The invention further allows an operator to more simply determine and monitor the slack and tension in the moving belts. Thus sealing of electrolyte is maximized while still providing for the sliding movement of the belt back-up layer over the manifold facing surface without excessive friction and wear. Heretofore, an operator has had to make sensitive hand adjustments to the third pulley position in the Syncro-Plat III system and could quite easily skew the pulleys resulting in uneven belt tensions, over-stretched belts, poor tracking of the belts or slipping of one or both belts used to drive the strips.
One of two manifolds is fixed in place contacting one of the two belts. The other manifold is provided with limited movement. The movable manifold is moved by and resiliently held by flexible air pressure tubes or air cylinders which allow the manifold and belt to move back off tight sealing contact with the workpiece strip if a splice, kink or other thickness discrepency is present on the strip being plated. Means are also provided in the manifold to prevent escape of electrolyte from slots in the belts onto the strip at the entrance and exit interface of the strip and belts. Electrolyte is either blown-off or vacuumed or by a combination of the two from the slots in the belts at the manifold ends to prevent leaking of the electrolyte, a common occurance in the Syncro-Plat III system causing spurious plating or immersion plating of the workpiece strip.
FIG. 1 is a partially cutaway front side view of one-half of the tension adjustable belt drive system.
FIG. 2 is a top view of the belt drive system showing the tension monitoring means.
FIG. 3 is a cross-sectional end view of the movable electrolyte manifold taken on the line 3--3 of FIG. 2.
FIG. 4 is a front partial view of one embodiment of the manifold head.
FIG. 5 is a cross-sectional view of the manifold head taken on the line 5--5 of FIG. 4.
FIG. 6 is an end view of the manifold head.
FIG. 7 is a cross-sectional view of the manifold head taken on the line 7--7 of FIG. 4.
FIG. 8 is a partial side view of the air inlet for the tubes of FIG. 3.
FIG. 9 is a partial view as seen from the workpiece location toward one of the drive belts and one manifold, taken in the direction and over the area 9--9 in FIG. 2.
FIG. 10 illustrates a typical connector strip as it emerges from plating by the apparatus.
FIG. 11 is a schematic drawing of electrolyte slot inlets and slot outlets in a manifold showing overlapping electrolyte ion patterns from the slot edges toward the workpiece strip.
FIG. 12 is a schematic drawing showing plating operations on both sides of a lace-like apertured strip workpiece utilizing dual belts and two facing manifolds.
FIG. 13 is a partial cross-sectional top view of a manifold head end showing pressure differential means to drain electrolyte and prevent electrolyte exiting from the manifold ends.
FIG. 14 is a schematic perspective partial view of electrolyte drain and leakage prevention means positioned to coact with multiple belt slots and a strip workpiece.
FIG. 15 is a schematic of a second embodiment of the manifold head where a guaze anode is positioned interiorly of the manifold slots.
FIG. 16 is a cutaway end view of a multi-line strip plating system in a common catch tank.
FIG. 17 is a cutaway front view taken from the right side of FIG. 16.
....
* [The problem]
Please carry on the patent text above about the belt-driven strip plating apparatus, starting right after its final figure description.

* [Supplied information]
....
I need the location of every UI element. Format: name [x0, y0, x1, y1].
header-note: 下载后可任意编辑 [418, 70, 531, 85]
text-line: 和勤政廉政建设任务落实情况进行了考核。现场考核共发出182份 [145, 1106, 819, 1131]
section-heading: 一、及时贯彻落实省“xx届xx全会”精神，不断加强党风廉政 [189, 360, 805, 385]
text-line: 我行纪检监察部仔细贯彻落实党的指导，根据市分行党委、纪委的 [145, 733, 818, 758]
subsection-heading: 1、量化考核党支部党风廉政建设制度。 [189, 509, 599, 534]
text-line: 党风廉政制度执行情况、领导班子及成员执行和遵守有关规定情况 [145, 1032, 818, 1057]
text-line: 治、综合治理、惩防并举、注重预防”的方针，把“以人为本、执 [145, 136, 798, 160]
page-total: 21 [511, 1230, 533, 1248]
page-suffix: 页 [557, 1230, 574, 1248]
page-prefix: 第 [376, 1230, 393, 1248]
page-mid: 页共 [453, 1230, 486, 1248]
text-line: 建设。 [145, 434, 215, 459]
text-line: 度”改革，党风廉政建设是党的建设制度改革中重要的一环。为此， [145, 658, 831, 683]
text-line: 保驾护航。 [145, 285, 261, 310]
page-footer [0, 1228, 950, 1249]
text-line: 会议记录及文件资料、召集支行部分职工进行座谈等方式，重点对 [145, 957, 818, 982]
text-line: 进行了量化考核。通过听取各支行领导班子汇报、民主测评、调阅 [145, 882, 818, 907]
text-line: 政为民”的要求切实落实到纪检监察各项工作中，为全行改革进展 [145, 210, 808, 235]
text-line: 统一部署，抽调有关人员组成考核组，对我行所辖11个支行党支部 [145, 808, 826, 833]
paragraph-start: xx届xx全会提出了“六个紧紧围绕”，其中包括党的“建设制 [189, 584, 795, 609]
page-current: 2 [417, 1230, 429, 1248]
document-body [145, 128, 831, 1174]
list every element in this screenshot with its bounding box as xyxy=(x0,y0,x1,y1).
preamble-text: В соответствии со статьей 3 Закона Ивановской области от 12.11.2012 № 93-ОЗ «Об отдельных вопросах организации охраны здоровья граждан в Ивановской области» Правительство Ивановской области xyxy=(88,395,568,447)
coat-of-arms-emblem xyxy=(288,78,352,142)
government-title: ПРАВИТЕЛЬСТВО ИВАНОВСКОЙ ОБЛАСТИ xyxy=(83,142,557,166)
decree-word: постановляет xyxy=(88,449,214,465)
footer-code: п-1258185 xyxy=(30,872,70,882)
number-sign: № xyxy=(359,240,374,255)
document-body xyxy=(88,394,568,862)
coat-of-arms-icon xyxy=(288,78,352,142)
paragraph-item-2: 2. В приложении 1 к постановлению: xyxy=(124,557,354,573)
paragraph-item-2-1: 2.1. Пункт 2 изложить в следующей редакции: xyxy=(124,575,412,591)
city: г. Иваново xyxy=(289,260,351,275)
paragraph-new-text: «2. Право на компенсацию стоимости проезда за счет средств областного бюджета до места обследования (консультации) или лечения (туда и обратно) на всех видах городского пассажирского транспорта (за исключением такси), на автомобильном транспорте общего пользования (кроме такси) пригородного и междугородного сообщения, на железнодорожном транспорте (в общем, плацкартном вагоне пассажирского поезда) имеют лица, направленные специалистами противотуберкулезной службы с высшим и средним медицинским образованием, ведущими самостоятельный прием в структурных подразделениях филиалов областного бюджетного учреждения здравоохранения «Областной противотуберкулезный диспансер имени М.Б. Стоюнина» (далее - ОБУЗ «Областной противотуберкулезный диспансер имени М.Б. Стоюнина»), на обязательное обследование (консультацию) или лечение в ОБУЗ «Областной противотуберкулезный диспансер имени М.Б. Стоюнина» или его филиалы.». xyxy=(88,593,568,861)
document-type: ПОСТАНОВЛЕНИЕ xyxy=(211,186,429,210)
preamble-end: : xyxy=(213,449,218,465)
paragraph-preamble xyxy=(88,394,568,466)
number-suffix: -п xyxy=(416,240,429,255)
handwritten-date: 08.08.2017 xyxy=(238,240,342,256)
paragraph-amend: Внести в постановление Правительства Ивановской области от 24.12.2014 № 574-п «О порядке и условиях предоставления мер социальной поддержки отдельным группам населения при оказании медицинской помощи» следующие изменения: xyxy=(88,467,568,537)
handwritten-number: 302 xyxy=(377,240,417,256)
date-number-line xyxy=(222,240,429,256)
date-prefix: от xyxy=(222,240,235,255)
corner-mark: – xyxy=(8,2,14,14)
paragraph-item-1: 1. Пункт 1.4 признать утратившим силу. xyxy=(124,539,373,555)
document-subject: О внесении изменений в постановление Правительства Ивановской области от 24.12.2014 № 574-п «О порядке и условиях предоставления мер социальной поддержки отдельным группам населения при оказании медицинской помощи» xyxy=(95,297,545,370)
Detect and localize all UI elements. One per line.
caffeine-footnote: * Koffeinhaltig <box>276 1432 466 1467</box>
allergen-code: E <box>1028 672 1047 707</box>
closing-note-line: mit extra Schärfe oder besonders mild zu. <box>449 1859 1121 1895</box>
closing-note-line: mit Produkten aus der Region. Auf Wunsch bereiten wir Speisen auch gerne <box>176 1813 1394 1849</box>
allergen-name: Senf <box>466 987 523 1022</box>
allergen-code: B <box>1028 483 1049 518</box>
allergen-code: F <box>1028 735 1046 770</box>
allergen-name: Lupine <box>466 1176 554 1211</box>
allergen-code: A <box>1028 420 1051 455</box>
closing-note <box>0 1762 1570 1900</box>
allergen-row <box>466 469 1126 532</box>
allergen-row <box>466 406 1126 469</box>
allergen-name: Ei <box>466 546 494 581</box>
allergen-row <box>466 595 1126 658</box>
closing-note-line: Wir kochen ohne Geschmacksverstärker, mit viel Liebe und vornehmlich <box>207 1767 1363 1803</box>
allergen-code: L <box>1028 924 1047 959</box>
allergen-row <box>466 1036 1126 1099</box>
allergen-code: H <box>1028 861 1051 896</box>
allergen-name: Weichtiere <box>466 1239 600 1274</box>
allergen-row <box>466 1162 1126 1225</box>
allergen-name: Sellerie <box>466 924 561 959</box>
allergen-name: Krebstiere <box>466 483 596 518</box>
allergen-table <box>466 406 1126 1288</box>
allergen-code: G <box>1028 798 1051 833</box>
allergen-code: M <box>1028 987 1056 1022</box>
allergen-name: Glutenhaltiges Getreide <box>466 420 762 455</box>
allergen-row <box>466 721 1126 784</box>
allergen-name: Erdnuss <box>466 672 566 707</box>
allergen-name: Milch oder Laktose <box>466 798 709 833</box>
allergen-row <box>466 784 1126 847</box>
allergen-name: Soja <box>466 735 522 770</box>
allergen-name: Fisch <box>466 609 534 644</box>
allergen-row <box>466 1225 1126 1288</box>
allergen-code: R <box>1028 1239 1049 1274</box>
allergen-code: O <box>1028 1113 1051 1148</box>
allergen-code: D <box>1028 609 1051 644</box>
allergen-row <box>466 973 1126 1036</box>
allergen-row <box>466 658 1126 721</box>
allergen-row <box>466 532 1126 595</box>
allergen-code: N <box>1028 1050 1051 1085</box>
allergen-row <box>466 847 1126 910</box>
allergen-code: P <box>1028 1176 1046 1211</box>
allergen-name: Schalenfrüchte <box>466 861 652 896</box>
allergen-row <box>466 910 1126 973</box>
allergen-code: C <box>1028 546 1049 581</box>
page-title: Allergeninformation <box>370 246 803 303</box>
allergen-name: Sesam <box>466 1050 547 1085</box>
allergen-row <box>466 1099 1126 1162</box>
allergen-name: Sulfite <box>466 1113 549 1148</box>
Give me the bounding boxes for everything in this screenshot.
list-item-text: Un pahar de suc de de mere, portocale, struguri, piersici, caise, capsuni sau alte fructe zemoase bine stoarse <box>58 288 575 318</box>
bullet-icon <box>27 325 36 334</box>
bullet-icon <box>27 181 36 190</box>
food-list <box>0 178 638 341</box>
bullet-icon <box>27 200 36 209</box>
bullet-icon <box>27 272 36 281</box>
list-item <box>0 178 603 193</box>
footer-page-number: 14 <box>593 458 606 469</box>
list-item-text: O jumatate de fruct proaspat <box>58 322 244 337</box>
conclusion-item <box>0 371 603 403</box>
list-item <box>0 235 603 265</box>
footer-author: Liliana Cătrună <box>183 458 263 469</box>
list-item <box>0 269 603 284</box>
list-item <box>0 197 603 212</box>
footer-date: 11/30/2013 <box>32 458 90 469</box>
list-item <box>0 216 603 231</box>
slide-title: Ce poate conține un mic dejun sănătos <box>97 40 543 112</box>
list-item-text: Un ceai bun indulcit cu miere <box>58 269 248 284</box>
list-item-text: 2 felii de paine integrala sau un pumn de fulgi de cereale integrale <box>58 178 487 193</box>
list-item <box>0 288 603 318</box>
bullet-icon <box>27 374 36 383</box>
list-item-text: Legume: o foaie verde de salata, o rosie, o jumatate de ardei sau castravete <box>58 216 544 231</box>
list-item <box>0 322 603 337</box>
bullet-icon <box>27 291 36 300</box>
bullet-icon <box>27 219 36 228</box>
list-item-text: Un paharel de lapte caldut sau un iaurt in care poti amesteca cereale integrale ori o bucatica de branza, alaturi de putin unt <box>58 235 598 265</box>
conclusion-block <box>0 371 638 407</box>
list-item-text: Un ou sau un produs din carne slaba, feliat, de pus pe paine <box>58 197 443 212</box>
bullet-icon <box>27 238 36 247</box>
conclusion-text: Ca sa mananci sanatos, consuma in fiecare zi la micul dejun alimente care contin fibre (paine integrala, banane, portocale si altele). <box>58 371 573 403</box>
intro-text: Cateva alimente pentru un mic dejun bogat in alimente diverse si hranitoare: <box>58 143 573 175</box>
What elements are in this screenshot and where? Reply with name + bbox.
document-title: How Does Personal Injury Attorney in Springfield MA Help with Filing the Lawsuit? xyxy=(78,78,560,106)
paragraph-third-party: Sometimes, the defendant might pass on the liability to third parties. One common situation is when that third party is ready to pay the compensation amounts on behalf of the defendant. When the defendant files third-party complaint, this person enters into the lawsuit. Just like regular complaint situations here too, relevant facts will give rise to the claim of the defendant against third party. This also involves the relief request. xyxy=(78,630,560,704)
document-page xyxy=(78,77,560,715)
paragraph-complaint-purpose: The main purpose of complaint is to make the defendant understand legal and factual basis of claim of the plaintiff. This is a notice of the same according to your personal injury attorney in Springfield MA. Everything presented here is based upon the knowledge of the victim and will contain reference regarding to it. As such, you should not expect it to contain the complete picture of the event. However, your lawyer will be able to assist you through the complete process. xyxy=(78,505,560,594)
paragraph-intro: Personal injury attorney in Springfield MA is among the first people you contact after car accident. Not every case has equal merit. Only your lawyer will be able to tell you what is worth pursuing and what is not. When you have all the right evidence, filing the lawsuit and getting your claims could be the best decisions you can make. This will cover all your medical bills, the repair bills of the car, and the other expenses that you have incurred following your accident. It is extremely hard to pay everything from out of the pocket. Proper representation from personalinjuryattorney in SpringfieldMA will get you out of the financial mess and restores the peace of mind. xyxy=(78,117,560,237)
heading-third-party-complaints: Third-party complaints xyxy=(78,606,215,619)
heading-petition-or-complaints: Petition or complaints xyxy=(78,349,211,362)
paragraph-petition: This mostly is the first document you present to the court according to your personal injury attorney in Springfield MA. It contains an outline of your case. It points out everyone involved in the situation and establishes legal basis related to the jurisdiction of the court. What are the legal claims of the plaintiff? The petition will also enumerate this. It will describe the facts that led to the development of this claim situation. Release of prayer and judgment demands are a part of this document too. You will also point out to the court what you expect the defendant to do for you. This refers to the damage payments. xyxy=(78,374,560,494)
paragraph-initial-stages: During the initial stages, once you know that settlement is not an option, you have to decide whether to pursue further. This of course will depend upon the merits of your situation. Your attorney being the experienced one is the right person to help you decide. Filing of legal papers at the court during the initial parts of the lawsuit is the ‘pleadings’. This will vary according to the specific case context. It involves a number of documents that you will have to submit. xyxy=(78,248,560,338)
....
* [Solved problem]
FIG. 1 shows a cutaway front side view of one-half of the plating apparatus 10 which comprises a pair of pulleys 11 and 12 for holding and driving a looped belt 20. Looped belt 20 has a back-up layer 23 and two or more flexible bonded belt segments 20a, 20b having a slot 22 therebetween aligned with apertures 24 in the back-up layer. Pulley 11 is journaled in suitable bearings in plates 42, 43 and revolves with shaft 13. Shaft 13 is coupled to a shaft 15 by a coupling 16 and a gearmotor 15a (FIG. 17) drives shaft 15 to rotate pulley 11. Pulley 12 freely rotates on fixed shaft 14. Shaft 14 contains threaded apertures 25 which are positioned to receive jack screws 27 operable from the exterior of the apparatus by flat-sided posts 28 to translatingly move shaft 14 inward and outward with respect to the shaft 13. The ends of the jack screws 27 are held in frames 42, 43 by cross members 29. Movement of jack screws 27, by hand tool (or auxiliary motor) rotary movement of posts 28, moves shaft 14 in parallelism with respect to shaft 13, adjusting the tension on belt 20 extending between the pulley surfaces.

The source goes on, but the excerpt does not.